Stored entries
*****

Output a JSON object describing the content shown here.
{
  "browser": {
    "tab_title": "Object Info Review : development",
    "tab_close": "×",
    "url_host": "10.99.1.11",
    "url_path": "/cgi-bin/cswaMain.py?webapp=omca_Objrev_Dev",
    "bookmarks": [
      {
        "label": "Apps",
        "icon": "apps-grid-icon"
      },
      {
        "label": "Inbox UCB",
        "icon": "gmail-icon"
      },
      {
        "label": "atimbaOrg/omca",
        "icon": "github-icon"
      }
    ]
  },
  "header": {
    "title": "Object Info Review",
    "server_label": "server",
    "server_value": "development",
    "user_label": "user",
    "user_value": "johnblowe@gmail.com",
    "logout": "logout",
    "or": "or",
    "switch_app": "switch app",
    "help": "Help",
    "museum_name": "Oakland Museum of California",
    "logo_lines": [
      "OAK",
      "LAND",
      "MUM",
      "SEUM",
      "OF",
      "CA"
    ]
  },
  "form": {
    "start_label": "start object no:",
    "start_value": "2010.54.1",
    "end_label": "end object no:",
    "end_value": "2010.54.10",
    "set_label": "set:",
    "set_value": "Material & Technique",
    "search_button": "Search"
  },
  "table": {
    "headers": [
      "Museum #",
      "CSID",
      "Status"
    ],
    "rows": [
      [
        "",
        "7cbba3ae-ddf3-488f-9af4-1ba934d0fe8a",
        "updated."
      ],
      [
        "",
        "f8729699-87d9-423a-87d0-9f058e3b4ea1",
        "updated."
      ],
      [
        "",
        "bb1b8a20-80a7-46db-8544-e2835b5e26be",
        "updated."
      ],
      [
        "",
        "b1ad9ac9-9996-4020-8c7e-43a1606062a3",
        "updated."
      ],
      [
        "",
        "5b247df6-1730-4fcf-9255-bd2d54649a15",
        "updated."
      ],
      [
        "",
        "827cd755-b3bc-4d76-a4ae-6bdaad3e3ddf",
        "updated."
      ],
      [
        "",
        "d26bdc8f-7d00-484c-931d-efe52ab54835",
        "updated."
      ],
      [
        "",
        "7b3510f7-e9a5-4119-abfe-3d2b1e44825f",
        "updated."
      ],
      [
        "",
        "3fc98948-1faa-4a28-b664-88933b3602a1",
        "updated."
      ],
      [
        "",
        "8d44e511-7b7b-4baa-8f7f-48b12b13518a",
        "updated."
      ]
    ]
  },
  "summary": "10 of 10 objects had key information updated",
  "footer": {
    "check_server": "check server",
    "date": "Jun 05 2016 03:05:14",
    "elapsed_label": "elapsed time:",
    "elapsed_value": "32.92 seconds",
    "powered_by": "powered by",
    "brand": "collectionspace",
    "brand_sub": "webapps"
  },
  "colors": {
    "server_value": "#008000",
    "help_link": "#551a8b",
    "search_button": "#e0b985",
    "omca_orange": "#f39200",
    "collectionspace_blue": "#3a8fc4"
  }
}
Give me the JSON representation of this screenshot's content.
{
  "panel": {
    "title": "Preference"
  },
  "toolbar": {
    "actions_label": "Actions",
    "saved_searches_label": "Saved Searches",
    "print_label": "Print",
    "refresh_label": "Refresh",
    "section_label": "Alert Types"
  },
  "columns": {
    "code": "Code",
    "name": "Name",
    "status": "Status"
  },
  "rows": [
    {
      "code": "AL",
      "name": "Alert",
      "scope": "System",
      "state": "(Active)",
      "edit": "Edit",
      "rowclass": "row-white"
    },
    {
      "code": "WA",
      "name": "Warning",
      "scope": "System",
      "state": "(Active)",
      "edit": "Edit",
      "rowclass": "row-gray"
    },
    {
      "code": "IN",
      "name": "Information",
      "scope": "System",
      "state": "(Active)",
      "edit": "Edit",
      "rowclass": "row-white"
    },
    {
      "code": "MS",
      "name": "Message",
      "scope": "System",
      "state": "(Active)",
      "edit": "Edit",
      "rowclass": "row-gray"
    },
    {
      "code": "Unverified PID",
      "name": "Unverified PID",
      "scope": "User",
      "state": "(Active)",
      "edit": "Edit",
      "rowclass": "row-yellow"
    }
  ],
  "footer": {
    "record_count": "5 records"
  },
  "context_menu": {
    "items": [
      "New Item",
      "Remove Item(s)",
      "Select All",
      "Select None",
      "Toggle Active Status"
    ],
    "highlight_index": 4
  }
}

*****

» **The problem**: Output the data above exactly, please, line for line.

» **Task response**:
Output a JSON object describing the content shown here.
{
  "browser": {
    "tab_title": "Object Info Review : development",
    "tab_close": "×",
    "url_host": "10.99.1.11",
    "url_path": "/cgi-bin/cswaMain.py?webapp=omca_Objrev_Dev",
    "bookmarks": [
      {
        "label": "Apps",
        "icon": "apps-grid-icon"
      },
      {
        "label": "Inbox UCB",
        "icon": "gmail-icon"
      },
      {
        "label": "atimbaOrg/omca",
        "icon": "github-icon"
      }
    ]
  },
  "header": {
    "title": "Object Info Review",
    "server_label": "server",
    "server_value": "development",
    "user_label": "user",
    "user_value": "johnblowe@gmail.com",
    "logout": "logout",
    "or": "or",
    "switch_app": "switch app",
    "help": "Help",
    "museum_name": "Oakland Museum of California",
    "logo_lines": [
      "OAK",
      "LAND",
      "MUM",
      "SEUM",
      "OF",
      "CA"
    ]
  },
  "form": {
    "start_label": "start object no:",
    "start_value": "2010.54.1",
    "end_label": "end object no:",
    "end_value": "2010.54.10",
    "set_label": "set:",
    "set_value": "Material & Technique",
    "search_button": "Search"
  },
  "table": {
    "headers": [
      "Museum #",
      "CSID",
      "Status"
    ],
    "rows": [
      [
        "",
        "7cbba3ae-ddf3-488f-9af4-1ba934d0fe8a",
        "updated."
      ],
      [
        "",
        "f8729699-87d9-423a-87d0-9f058e3b4ea1",
        "updated."
      ],
      [
        "",
        "bb1b8a20-80a7-46db-8544-e2835b5e26be",
        "updated."
      ],
      [
        "",
        "b1ad9ac9-9996-4020-8c7e-43a1606062a3",
        "updated."
      ],
      [
        "",
        "5b247df6-1730-4fcf-9255-bd2d54649a15",
        "updated."
      ],
      [
        "",
        "827cd755-b3bc-4d76-a4ae-6bdaad3e3ddf",
        "updated."
      ],
      [
        "",
        "d26bdc8f-7d00-484c-931d-efe52ab54835",
        "updated."
      ],
      [
        "",
        "7b3510f7-e9a5-4119-abfe-3d2b1e44825f",
        "updated."
      ],
      [
        "",
        "3fc98948-1faa-4a28-b664-88933b3602a1",
        "updated."
      ],
      [
        "",
        "8d44e511-7b7b-4baa-8f7f-48b12b13518a",
        "updated."
      ]
    ]
  },
  "summary": "10 of 10 objects had key information updated",
  "footer": {
    "check_server": "check server",
    "date": "Jun 05 2016 03:05:14",
    "elapsed_label": "elapsed time:",
    "elapsed_value": "32.92 seconds",
    "powered_by": "powered by",
    "brand": "collectionspace",
    "brand_sub": "webapps"
  },
  "colors": {
    "server_value": "#008000",
    "help_link": "#551a8b",
    "search_button": "#e0b985",
    "omca_orange": "#f39200",
    "collectionspace_blue": "#3a8fc4"
  }
}
Give me the JSON representation of this screenshot's content.
{
  "panel": {
    "title": "Preference"
  },
  "toolbar": {
    "actions_label": "Actions",
    "saved_searches_label": "Saved Searches",
    "print_label": "Print",
    "refresh_label": "Refresh",
    "section_label": "Alert Types"
  },
  "columns": {
    "code": "Code",
    "name": "Name",
    "status": "Status"
  },
  "rows": [
    {
      "code": "AL",
      "name": "Alert",
      "scope": "System",
      "state": "(Active)",
      "edit": "Edit",
      "rowclass": "row-white"
    },
    {
      "code": "WA",
      "name": "Warning",
      "scope": "System",
      "state": "(Active)",
      "edit": "Edit",
      "rowclass": "row-gray"
    },
    {
      "code": "IN",
      "name": "Information",
      "scope": "System",
      "state": "(Active)",
      "edit": "Edit",
      "rowclass": "row-white"
    },
    {
      "code": "MS",
      "name": "Message",
      "scope": "System",
      "state": "(Active)",
      "edit": "Edit",
      "rowclass": "row-gray"
    },
    {
      "code": "Unverified PID",
      "name": "Unverified PID",
      "scope": "User",
      "state": "(Active)",
      "edit": "Edit",
      "rowclass": "row-yellow"
    }
  ],
  "footer": {
    "record_count": "5 records"
  },
  "context_menu": {
    "items": [
      "New Item",
      "Remove Item(s)",
      "Select All",
      "Select None",
      "Toggle Active Status"
    ],
    "highlight_index": 4
  }
}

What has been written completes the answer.